═══ Input records ═══
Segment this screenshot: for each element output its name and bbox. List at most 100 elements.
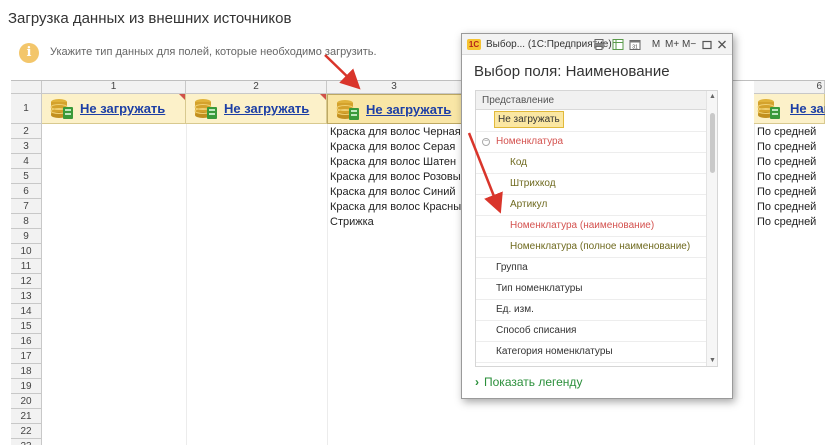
═══
═══ Input records ═══
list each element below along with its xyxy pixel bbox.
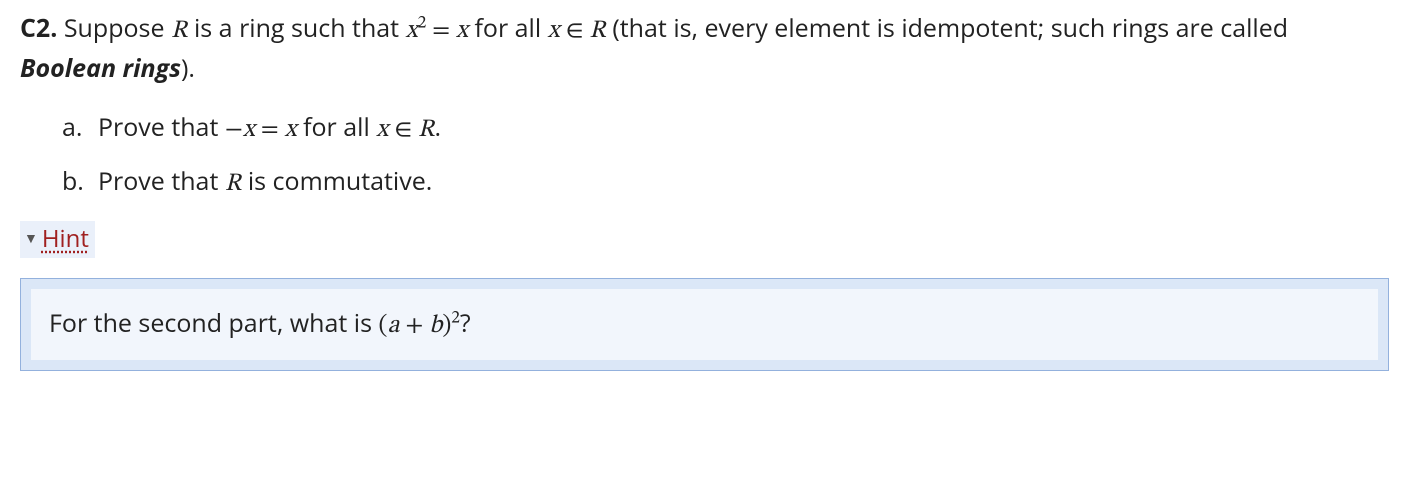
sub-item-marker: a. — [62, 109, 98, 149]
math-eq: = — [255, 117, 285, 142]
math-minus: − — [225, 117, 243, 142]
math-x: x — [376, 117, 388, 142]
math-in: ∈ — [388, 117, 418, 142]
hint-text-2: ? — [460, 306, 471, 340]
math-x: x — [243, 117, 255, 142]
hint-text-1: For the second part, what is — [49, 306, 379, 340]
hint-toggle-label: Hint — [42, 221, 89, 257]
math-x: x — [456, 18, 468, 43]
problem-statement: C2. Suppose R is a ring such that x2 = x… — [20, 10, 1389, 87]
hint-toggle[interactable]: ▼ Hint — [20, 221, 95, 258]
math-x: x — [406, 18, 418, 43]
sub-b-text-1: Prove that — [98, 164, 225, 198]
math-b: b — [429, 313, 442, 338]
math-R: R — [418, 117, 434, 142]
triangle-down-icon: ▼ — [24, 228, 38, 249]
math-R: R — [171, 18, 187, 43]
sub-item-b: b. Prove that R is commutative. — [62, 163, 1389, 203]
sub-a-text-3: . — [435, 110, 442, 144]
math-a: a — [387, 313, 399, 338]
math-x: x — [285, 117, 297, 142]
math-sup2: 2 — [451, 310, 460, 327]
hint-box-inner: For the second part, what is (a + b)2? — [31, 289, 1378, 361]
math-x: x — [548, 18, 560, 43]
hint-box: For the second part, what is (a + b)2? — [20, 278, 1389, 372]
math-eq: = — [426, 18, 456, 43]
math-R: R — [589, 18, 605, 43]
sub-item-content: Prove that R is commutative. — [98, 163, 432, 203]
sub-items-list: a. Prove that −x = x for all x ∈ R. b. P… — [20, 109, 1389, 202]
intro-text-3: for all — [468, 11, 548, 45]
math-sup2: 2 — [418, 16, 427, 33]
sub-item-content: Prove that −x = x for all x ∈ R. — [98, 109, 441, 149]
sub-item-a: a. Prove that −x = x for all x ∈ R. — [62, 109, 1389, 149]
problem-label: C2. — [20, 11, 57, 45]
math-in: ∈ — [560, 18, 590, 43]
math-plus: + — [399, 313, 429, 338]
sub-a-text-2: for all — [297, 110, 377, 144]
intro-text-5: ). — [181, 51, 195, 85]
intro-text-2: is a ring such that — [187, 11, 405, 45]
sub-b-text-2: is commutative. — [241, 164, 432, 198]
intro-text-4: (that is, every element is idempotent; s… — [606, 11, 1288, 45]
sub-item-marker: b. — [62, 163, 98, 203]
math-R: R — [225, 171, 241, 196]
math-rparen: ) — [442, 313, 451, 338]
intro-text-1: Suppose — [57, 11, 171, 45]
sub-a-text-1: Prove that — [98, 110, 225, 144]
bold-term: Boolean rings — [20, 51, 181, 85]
═══
═══ Input records ═══
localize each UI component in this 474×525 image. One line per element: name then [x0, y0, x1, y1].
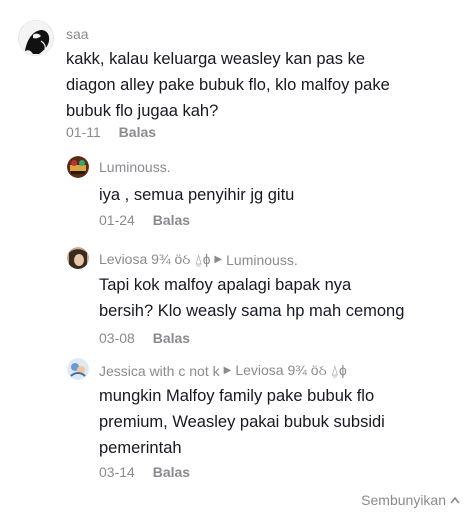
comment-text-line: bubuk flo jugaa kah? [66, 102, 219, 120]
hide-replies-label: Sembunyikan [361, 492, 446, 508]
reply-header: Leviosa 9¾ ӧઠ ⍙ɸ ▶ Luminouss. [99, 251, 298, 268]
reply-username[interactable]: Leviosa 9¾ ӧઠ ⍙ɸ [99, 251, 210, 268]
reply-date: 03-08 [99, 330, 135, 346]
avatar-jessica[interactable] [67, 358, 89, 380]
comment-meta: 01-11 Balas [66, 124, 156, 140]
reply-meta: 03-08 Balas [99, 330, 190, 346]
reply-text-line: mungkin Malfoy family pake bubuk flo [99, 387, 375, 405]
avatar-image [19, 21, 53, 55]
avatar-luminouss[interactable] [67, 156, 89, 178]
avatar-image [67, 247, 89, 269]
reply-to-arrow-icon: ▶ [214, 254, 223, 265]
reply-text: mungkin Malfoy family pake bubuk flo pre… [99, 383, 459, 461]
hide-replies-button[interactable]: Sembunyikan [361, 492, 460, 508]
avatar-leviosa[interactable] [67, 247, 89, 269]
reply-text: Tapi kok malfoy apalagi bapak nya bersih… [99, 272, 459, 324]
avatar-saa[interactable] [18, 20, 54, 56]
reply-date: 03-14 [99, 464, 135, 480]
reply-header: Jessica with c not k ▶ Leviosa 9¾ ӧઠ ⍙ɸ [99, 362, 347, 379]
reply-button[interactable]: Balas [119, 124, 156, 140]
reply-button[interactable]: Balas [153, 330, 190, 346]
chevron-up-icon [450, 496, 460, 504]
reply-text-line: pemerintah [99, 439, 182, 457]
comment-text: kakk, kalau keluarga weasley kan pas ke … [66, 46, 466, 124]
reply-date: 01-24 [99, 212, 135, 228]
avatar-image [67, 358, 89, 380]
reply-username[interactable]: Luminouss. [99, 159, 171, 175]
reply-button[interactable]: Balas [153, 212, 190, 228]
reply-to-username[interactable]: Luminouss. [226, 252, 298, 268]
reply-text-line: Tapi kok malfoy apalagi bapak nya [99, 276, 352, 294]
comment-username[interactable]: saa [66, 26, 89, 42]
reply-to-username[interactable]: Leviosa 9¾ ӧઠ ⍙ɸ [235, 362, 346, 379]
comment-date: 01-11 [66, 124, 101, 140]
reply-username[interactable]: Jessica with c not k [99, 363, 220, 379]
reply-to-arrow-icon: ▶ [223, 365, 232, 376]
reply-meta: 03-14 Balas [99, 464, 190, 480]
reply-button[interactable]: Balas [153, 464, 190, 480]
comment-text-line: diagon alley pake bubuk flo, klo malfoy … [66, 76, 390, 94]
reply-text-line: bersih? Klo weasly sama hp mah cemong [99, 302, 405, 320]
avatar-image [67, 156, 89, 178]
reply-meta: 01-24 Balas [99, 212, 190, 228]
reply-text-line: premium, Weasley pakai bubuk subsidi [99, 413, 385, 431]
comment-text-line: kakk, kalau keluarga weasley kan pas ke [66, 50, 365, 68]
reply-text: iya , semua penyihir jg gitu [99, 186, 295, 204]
═══
Lay out everything from the line containing "localize each UI" down to the line containing "reply-to-arrow-icon: ▶ [214, 254, 223, 265]" as a Markdown table with the columns Row and Item line. Give each line its row number, skip blank lines, and leave the pictures out.

Task result ▸
| Row | Item line |
|---|---|
| 1 | localize each UI component in this 474×525 image. One line per element: name then [x0, y0, x1, y1]. |
| 2 | comment-text-line: bubuk flo jugaa kah? [66, 102, 219, 120] |
| 3 | hide-replies-label: Sembunyikan [361, 492, 446, 508] |
| 4 | reply-header: Leviosa 9¾ ӧઠ ⍙ɸ ▶ Luminouss. [99, 251, 298, 268] |
| 5 | reply-username[interactable]: Leviosa 9¾ ӧઠ ⍙ɸ [99, 251, 210, 268] |
| 6 | reply-date: 03-08 [99, 330, 135, 346] |
| 7 | avatar-jessica[interactable] [67, 358, 89, 380] |
| 8 | comment-meta: 01-11 Balas [66, 124, 156, 140] |
| 9 | reply-meta: 03-08 Balas [99, 330, 190, 346] |
| 10 | reply-text-line: mungkin Malfoy family pake bubuk flo [99, 387, 375, 405] |
| 11 | avatar-image [19, 21, 53, 55] |
| 12 | avatar-luminouss[interactable] [67, 156, 89, 178] |
| 13 | avatar-image [67, 247, 89, 269] |
| 14 | reply-to-arrow-icon: ▶ [214, 254, 223, 265] |